▶ **Exercise prompt**:
Using the listing below, select the lines with the word "ECMWF" and copy them.

▶ **Material for this exercise**:

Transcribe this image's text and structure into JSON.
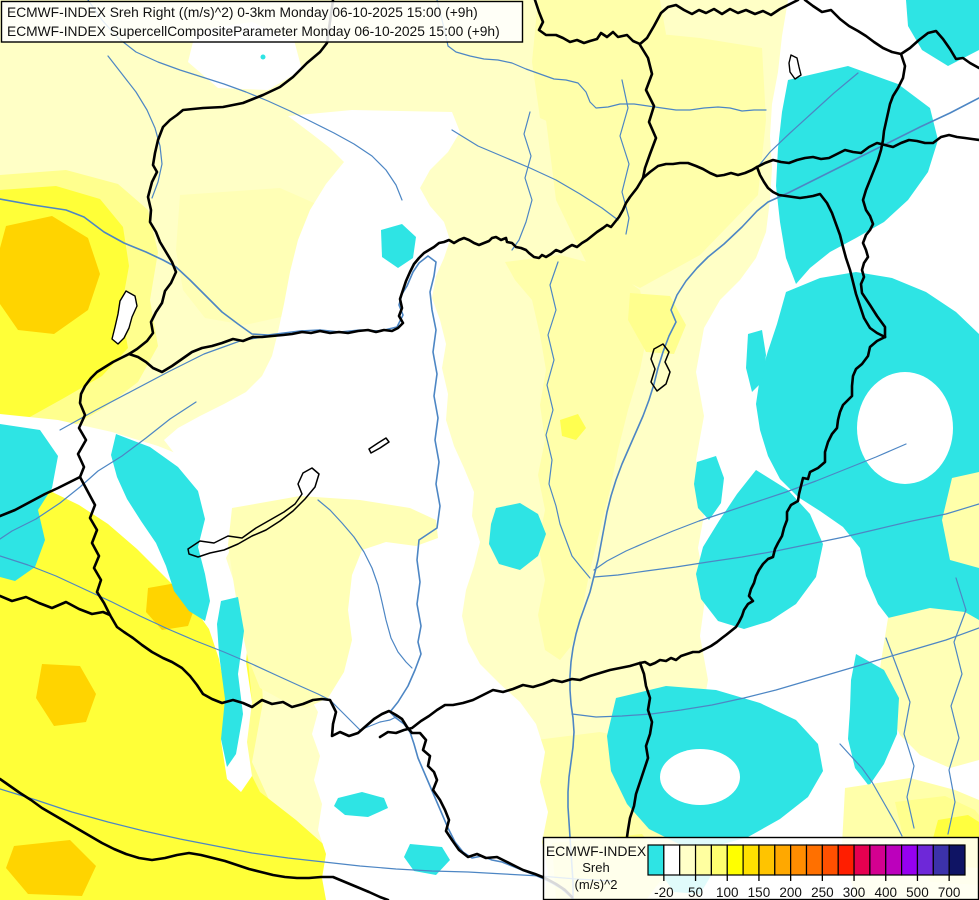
{
  "header": {
    "line1": "ECMWF-INDEX Sreh Right ((m/s)^2) 0-3km Monday 06-10-2025 15:00 (+9h)",
    "line2": "ECMWF-INDEX SupercellCompositeParameter Monday 06-10-2025 15:00 (+9h)"
  },
  "legend": {
    "title_line1": "ECMWF-INDEX",
    "title_line2": "Sreh",
    "title_line3": "(m/s)^2",
    "tick_labels": [
      "-20",
      "50",
      "100",
      "150",
      "200",
      "250",
      "300",
      "400",
      "500",
      "700"
    ],
    "colors": [
      "#2ee4e4",
      "#ffffff",
      "#ffffc8",
      "#ffffa0",
      "#ffff70",
      "#ffff00",
      "#ffe000",
      "#ffc400",
      "#ffa800",
      "#ff8c00",
      "#ff7000",
      "#ff5000",
      "#ff1e00",
      "#e60050",
      "#d40090",
      "#bc00bc",
      "#9600f0",
      "#6e28d8",
      "#3c32aa",
      "#0f1464"
    ]
  },
  "map": {
    "description": "Filled contour map of storm-relative helicity over Hungary and surrounding countries",
    "palette": {
      "pale_bg": "#ffffc6",
      "pale_2": "#ffffaa",
      "pale_3": "#ffffb6",
      "halo_yellow": "#ffff8e",
      "bright_yellow": "#ffff38",
      "bright_spot": "#ffff50",
      "bottom_bright": "#ffff78",
      "corner_core": "#ffff3f",
      "gold": "#ffd400",
      "white": "#ffffff",
      "cyan": "#2ee4e4",
      "river_blue": "#4d86c4",
      "border_black": "#000000"
    }
  }
}
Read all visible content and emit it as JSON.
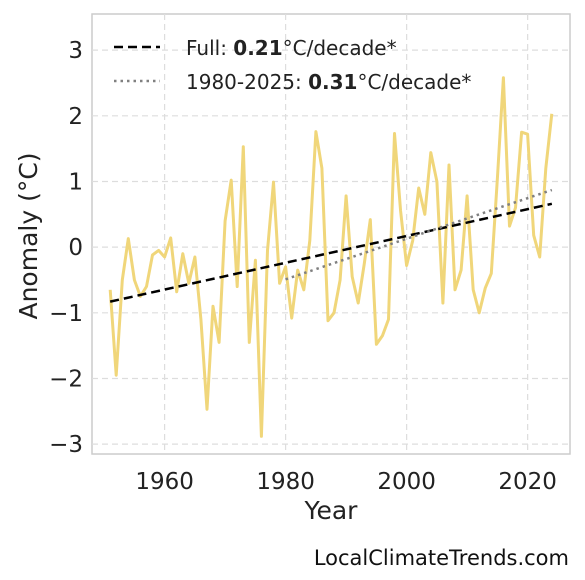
{
  "chart_data": {
    "type": "line",
    "xlabel": "Year",
    "ylabel": "Anomaly (°C)",
    "xlim": [
      1948,
      2027
    ],
    "ylim": [
      -3.15,
      3.55
    ],
    "xticks": [
      1960,
      1980,
      2000,
      2020
    ],
    "xtick_labels": [
      "1960",
      "1980",
      "2000",
      "2020"
    ],
    "yticks": [
      -3,
      -2,
      -1,
      0,
      1,
      2,
      3
    ],
    "ytick_labels": [
      "−3",
      "−2",
      "−1",
      "0",
      "1",
      "2",
      "3"
    ],
    "grid": true,
    "legend_position": "top-left",
    "series": [
      {
        "color": "#f0d67a",
        "x": [
          1951,
          1952,
          1953,
          1954,
          1955,
          1956,
          1957,
          1958,
          1959,
          1960,
          1961,
          1962,
          1963,
          1964,
          1965,
          1966,
          1967,
          1968,
          1969,
          1970,
          1971,
          1972,
          1973,
          1974,
          1975,
          1976,
          1977,
          1978,
          1979,
          1980,
          1981,
          1982,
          1983,
          1984,
          1985,
          1986,
          1987,
          1988,
          1989,
          1990,
          1991,
          1992,
          1993,
          1994,
          1995,
          1996,
          1997,
          1998,
          1999,
          2000,
          2001,
          2002,
          2003,
          2004,
          2005,
          2006,
          2007,
          2008,
          2009,
          2010,
          2011,
          2012,
          2013,
          2014,
          2015,
          2016,
          2017,
          2018,
          2019,
          2020,
          2021,
          2022,
          2023,
          2024
        ],
        "y": [
          -0.65,
          -1.95,
          -0.5,
          0.13,
          -0.5,
          -0.75,
          -0.6,
          -0.12,
          -0.05,
          -0.15,
          0.14,
          -0.68,
          -0.1,
          -0.55,
          -0.15,
          -1.1,
          -2.47,
          -0.9,
          -1.45,
          0.4,
          1.02,
          -0.6,
          1.53,
          -1.45,
          -0.2,
          -2.88,
          -0.05,
          0.99,
          -0.55,
          -0.3,
          -1.08,
          -0.35,
          -0.65,
          0.1,
          1.76,
          1.2,
          -1.12,
          -1.0,
          -0.5,
          0.78,
          -0.45,
          -0.85,
          -0.25,
          0.42,
          -1.48,
          -1.35,
          -1.1,
          1.73,
          0.55,
          -0.28,
          0.1,
          0.9,
          0.5,
          1.44,
          1.0,
          -0.85,
          1.25,
          -0.65,
          -0.35,
          0.78,
          -0.65,
          -1.0,
          -0.62,
          -0.4,
          1.05,
          2.58,
          0.32,
          0.6,
          1.75,
          1.72,
          0.18,
          -0.15,
          1.2,
          2.03
        ]
      }
    ],
    "trends": [
      {
        "label_prefix": "Full: ",
        "value": "0.21",
        "label_suffix": "°C/decade*",
        "style": "dashed",
        "color": "#000000",
        "x": [
          1951,
          2024
        ],
        "y": [
          -0.83,
          0.66
        ]
      },
      {
        "label_prefix": "1980-2025: ",
        "value": "0.31",
        "label_suffix": "°C/decade*",
        "style": "dotted",
        "color": "#808080",
        "x": [
          1980,
          2024
        ],
        "y": [
          -0.49,
          0.87
        ]
      }
    ]
  },
  "credit": "LocalClimateTrends.com"
}
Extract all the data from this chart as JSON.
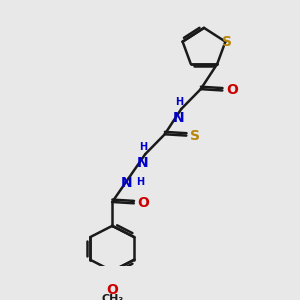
{
  "background_color": "#e8e8e8",
  "bond_color": "#1a1a1a",
  "blue": "#0000cc",
  "red": "#cc0000",
  "gold": "#b8860b",
  "lw": 1.8,
  "xlim": [
    0,
    10
  ],
  "ylim": [
    0,
    10
  ]
}
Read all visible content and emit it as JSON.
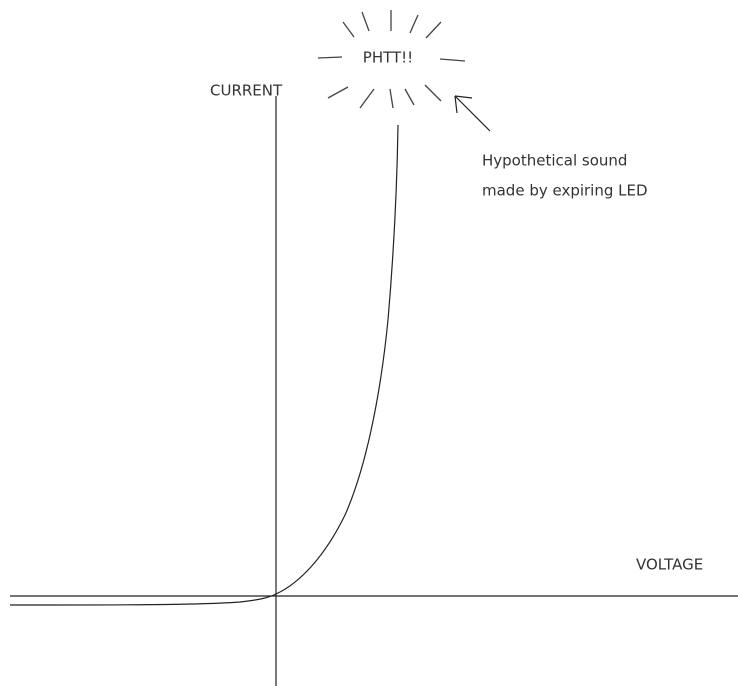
{
  "axes": {
    "y_label": "CURRENT",
    "x_label": "VOLTAGE"
  },
  "sound": "PHTT!!",
  "annotation": {
    "lines": [
      "Hypothetical sound",
      "made by expiring LED"
    ]
  }
}
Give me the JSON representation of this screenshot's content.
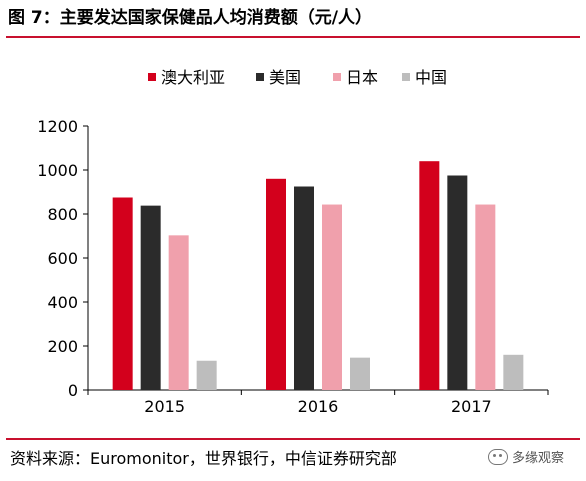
{
  "title": "图 7：主要发达国家保健品人均消费额（元/人）",
  "source": "资料来源：Euromonitor，世界银行，中信证券研究部",
  "watermark": "多缘观察",
  "chart_data": {
    "type": "bar",
    "title": "图 7：主要发达国家保健品人均消费额（元/人）",
    "categories": [
      "2015",
      "2016",
      "2017"
    ],
    "series": [
      {
        "name": "澳大利亚",
        "color": "#d3001c",
        "values": [
          875,
          960,
          1040
        ]
      },
      {
        "name": "美国",
        "color": "#2b2b2b",
        "values": [
          838,
          925,
          975
        ]
      },
      {
        "name": "日本",
        "color": "#f0a0ac",
        "values": [
          703,
          843,
          843
        ]
      },
      {
        "name": "中国",
        "color": "#bdbdbd",
        "values": [
          133,
          147,
          160
        ]
      }
    ],
    "ylim": [
      0,
      1200
    ],
    "yticks": [
      "0",
      "200",
      "400",
      "600",
      "800",
      "1000",
      "1200"
    ],
    "xlabel": "",
    "ylabel": "",
    "grid": false,
    "legend_position": "top"
  }
}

▶ **Completed task**:
    "line1": "ECMWF-INDEX Sreh Right ((m/s)^2) 0-3km Monday 06-10-2025 15:00 (+9h)",
    "line2": "ECMWF-INDEX SupercellCompositeParameter Monday 06-10-2025 15:00 (+9h)"
    "title_line1": "ECMWF-INDEX",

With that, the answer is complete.